• Exercícios propostos
• 1. Segundo o texto sobre a acusação feita por Neymar, de qual clube é o adversário Álvaro Gonzáles?
• 2. Prossiga o texto sobre a acusação feita por Neymar a partir do ponto em que ele termina.

• Texto
* * *

Na última semana, Neymar acusou o adversário Álvaro Gonzáles, do Olympique, de racismo, ao, supostamente, tê-lo tratado como “macaco FDP”.

Até o momento, não há comprovação, nem testemunhas que atestem a agressão.

O próprio PSG, em nota oficial, referindo-se ao episódio, preferiu seu cauteloso, deixando claro que tratava-se da versão de Neymar.

Com tantos jogadores no entorno do bate-boca, de fato é estranha a inexistência de outros indignados.

Ontem, novo ângulo de vídeo, porém, revela que Neymar tratou Gonzáles como ‘puto maricon’.

É a única prova cabal de preconceito, até o momento.

Não é a primeira vez que Neymar demonstra-se dessa maneira.

Recentemente, o então namorado de sua mãe, que, antes, havia se relacionado com homens, foi por ele tratado como ‘esse dá o cú’ e ‘viadinho que ela está pegando’.

Houve até, sem oposição de Neymar, quem, entre seus ‘parças’, sugeriu ‘enfiar o cabo de vassoura’ no rapaz.

* * *

• Conjunto de dados
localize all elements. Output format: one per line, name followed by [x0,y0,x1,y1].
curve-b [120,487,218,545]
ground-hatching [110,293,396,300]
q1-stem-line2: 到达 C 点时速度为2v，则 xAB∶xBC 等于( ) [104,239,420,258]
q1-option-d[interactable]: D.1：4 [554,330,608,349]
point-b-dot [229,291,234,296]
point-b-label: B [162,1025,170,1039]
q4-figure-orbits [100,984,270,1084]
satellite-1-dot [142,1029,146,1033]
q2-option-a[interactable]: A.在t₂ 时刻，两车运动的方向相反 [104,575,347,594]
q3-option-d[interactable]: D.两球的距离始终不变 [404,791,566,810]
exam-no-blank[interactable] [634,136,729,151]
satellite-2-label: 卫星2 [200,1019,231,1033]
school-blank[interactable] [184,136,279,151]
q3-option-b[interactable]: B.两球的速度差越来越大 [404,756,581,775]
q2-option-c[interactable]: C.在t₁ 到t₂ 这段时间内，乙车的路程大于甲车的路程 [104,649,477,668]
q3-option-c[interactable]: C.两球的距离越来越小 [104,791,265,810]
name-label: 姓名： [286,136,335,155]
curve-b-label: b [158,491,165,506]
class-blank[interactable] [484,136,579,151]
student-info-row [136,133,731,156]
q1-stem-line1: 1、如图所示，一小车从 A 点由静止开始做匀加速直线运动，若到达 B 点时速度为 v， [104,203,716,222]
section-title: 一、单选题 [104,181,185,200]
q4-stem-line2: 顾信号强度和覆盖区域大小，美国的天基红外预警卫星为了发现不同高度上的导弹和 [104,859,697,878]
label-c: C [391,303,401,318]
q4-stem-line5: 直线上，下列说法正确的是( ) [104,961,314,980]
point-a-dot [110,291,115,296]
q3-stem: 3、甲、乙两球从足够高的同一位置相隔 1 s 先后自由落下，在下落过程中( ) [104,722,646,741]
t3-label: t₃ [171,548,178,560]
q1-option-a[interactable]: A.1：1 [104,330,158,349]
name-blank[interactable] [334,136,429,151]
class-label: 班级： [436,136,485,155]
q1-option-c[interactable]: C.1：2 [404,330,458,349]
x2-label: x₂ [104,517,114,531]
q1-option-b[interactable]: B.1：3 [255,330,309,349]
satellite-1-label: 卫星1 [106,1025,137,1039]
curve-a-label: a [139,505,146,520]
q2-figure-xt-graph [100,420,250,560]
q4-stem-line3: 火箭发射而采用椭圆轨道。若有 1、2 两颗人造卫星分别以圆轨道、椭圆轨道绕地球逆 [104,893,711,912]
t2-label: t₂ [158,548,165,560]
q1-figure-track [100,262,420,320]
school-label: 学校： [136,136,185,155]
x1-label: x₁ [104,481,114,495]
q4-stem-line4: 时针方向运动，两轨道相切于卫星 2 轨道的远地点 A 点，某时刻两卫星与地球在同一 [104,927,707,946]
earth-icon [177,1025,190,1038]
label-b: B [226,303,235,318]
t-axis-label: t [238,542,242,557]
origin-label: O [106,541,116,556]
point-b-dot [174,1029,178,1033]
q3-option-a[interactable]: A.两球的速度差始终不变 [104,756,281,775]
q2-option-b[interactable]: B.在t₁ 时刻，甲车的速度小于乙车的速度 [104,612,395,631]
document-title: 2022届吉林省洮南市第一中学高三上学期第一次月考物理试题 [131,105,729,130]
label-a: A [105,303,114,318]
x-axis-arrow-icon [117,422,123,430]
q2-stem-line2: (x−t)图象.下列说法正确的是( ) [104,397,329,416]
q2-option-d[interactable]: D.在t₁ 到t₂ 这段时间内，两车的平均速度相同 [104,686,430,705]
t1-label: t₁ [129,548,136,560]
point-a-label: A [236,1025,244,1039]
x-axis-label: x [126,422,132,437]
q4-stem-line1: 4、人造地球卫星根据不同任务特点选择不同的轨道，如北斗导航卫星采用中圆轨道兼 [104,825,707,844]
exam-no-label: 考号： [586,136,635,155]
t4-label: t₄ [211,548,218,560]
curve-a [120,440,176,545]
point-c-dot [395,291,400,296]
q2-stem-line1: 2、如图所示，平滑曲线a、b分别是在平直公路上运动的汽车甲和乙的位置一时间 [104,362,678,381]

* * *

• Respostas apresentadas
• 1. Do Olympique.

• 2.
Neymar, os ‘parças’ e os preconceitos

O racismo é imperdoável, fato.

Se Neymar foi realmente vítima desse tipo de comportamento, deve ser protegido e defendido pelo mundo civilizado.

Mas, diante do histórico de simulações que acompanha um homem feito que se comporta, próximo dos 30 anos, com a inconsequência dos adolescentes, não há, sem provas cabais, como acreditar em sua versão.

Opinião, ao que parece, que é também a de quem lhe paga os salários.

Comprovação existe, apenas, de que, com frequência, Neymar age com repulsa ao comportamento sexual que lhe desagrada, assim como, anos atrás, sequer assumia-se como preto, conforme revela entrevista concedida ao Estadão.